Task: Report all lines from the entries below in which "triangle" appears.

++++ Extracted data ++++

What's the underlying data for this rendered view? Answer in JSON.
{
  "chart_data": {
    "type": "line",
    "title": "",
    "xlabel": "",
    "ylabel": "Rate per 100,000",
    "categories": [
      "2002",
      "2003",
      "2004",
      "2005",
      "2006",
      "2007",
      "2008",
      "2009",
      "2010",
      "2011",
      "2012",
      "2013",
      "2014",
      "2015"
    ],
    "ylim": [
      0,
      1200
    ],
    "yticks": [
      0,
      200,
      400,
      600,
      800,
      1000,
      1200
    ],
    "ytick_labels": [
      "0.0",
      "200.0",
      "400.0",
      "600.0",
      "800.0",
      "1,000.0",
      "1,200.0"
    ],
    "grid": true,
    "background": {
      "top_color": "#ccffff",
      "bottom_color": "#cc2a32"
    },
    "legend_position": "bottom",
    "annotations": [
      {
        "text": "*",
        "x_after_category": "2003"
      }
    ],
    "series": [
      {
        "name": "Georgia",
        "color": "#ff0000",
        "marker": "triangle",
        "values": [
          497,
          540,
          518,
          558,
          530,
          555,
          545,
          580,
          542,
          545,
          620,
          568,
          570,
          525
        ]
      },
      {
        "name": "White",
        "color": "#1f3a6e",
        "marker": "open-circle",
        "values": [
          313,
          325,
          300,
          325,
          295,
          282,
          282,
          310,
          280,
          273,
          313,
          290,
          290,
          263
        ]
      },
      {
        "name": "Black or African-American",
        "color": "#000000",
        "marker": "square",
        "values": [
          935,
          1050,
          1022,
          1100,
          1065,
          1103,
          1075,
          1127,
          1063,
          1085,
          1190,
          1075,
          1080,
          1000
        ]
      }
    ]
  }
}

++++
++++ Extracted data ++++

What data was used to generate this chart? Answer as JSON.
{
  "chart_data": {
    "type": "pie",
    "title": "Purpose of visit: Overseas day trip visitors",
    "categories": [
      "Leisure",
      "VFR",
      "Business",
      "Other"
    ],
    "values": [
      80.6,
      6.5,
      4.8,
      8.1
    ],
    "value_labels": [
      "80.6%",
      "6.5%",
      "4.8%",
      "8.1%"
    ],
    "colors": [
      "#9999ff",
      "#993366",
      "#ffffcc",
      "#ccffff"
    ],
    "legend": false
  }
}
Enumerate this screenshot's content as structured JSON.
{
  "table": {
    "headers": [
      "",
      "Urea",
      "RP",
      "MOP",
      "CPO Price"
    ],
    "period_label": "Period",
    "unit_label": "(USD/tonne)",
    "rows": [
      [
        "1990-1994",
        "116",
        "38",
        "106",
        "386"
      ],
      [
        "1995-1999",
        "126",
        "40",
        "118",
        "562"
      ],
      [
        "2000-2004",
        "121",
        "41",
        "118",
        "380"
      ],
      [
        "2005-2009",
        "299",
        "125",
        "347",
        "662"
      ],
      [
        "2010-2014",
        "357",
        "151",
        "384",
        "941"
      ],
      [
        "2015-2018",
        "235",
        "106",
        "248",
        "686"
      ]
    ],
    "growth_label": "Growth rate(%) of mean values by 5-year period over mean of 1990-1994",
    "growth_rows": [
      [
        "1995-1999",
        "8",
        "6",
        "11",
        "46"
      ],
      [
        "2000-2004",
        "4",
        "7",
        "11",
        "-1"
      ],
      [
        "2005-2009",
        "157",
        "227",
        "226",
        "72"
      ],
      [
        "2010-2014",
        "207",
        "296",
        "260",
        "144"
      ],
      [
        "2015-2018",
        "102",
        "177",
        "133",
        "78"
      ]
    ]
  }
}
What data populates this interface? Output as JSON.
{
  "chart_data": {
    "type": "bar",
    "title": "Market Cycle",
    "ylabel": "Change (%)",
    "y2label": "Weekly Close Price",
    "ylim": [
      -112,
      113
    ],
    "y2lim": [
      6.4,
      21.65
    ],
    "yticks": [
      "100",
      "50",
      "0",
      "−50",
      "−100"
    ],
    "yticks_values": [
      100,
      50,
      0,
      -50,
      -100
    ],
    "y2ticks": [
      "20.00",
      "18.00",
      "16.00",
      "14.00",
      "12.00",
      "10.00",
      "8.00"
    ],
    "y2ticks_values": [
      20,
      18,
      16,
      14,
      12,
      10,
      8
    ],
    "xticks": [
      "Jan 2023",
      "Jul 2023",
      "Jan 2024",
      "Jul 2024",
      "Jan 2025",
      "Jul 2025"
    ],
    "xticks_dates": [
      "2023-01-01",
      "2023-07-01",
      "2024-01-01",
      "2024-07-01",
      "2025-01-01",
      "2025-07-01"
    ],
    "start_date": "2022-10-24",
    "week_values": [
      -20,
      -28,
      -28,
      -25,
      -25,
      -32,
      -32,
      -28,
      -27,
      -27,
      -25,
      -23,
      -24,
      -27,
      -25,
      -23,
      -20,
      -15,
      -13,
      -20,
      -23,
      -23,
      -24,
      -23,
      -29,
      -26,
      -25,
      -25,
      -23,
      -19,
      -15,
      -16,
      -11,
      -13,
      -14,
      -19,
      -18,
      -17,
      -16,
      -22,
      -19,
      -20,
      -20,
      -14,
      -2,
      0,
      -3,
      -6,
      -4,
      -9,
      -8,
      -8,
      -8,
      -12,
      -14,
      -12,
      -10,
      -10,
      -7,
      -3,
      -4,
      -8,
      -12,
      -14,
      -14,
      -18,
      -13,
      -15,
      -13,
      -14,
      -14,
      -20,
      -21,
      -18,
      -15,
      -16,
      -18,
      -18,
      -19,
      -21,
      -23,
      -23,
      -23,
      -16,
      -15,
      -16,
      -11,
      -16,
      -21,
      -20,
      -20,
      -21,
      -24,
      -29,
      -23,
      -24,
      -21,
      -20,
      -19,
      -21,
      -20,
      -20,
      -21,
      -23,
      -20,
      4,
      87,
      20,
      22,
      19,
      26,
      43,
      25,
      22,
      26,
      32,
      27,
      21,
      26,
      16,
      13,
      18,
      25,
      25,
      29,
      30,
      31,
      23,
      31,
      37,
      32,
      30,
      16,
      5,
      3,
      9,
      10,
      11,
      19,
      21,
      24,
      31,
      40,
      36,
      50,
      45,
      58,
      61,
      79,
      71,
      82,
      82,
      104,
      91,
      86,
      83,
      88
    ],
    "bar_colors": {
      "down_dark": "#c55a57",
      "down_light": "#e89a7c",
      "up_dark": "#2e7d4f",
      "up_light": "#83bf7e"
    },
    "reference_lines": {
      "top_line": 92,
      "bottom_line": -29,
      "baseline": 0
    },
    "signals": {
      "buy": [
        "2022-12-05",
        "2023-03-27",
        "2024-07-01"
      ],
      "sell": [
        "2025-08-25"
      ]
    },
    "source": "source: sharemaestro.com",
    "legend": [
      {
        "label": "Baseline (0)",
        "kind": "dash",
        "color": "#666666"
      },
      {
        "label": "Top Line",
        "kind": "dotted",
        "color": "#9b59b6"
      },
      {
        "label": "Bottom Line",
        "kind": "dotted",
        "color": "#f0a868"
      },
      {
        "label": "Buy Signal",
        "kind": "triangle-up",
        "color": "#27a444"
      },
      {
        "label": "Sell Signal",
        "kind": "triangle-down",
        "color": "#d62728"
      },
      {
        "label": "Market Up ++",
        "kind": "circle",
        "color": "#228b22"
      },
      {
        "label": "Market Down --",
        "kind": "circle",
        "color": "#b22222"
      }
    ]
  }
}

++++
++++ Extracted data ++++

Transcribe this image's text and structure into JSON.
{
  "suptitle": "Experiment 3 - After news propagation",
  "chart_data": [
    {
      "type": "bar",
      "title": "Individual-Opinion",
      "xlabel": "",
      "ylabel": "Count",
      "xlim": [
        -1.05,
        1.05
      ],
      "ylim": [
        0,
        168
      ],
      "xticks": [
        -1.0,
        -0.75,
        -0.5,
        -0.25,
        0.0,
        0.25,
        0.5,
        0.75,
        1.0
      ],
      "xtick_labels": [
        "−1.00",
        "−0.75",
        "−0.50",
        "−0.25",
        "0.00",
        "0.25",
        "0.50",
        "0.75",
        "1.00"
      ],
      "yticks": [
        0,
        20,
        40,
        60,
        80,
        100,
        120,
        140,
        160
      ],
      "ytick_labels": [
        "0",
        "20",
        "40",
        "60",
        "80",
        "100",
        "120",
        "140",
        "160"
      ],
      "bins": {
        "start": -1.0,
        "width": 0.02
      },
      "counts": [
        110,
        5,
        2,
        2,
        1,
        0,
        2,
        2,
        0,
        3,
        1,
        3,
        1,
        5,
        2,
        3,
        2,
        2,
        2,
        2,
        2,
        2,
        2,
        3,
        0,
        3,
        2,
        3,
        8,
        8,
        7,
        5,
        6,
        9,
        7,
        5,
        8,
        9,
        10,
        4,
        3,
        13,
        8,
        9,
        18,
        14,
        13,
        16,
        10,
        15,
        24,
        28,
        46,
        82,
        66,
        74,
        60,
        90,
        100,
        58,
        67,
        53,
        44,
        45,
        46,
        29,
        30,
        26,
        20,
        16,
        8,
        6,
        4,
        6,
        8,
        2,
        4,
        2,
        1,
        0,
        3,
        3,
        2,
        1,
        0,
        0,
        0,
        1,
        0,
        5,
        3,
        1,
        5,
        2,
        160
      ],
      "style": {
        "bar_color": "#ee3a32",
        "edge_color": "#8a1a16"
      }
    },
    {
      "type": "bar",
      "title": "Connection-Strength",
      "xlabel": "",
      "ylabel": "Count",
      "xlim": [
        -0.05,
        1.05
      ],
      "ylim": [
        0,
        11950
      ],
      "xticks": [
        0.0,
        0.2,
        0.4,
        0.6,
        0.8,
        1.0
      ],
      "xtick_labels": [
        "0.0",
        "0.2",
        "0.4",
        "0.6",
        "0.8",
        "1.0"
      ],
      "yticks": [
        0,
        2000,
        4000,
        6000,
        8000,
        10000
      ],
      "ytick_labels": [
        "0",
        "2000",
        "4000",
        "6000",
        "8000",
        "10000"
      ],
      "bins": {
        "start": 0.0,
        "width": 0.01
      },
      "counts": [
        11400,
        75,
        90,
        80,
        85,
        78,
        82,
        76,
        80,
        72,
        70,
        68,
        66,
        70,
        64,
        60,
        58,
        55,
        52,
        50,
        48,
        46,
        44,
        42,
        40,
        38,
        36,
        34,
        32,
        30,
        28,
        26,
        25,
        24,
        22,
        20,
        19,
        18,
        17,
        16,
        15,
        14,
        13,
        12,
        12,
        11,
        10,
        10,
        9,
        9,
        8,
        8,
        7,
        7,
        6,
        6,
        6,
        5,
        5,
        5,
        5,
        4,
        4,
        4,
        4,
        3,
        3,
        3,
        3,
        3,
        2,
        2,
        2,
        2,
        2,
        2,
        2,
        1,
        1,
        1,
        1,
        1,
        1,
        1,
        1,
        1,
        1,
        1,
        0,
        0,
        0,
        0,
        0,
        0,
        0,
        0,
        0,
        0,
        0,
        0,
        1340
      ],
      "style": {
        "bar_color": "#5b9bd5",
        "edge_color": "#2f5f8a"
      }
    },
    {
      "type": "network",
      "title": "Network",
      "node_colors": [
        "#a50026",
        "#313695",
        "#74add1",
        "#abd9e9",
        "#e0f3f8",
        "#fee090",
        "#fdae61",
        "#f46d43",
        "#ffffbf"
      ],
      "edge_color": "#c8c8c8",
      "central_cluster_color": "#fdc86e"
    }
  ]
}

++++

The solution:
        "marker": "triangle",
        "kind": "triangle-up",
        "kind": "triangle-down",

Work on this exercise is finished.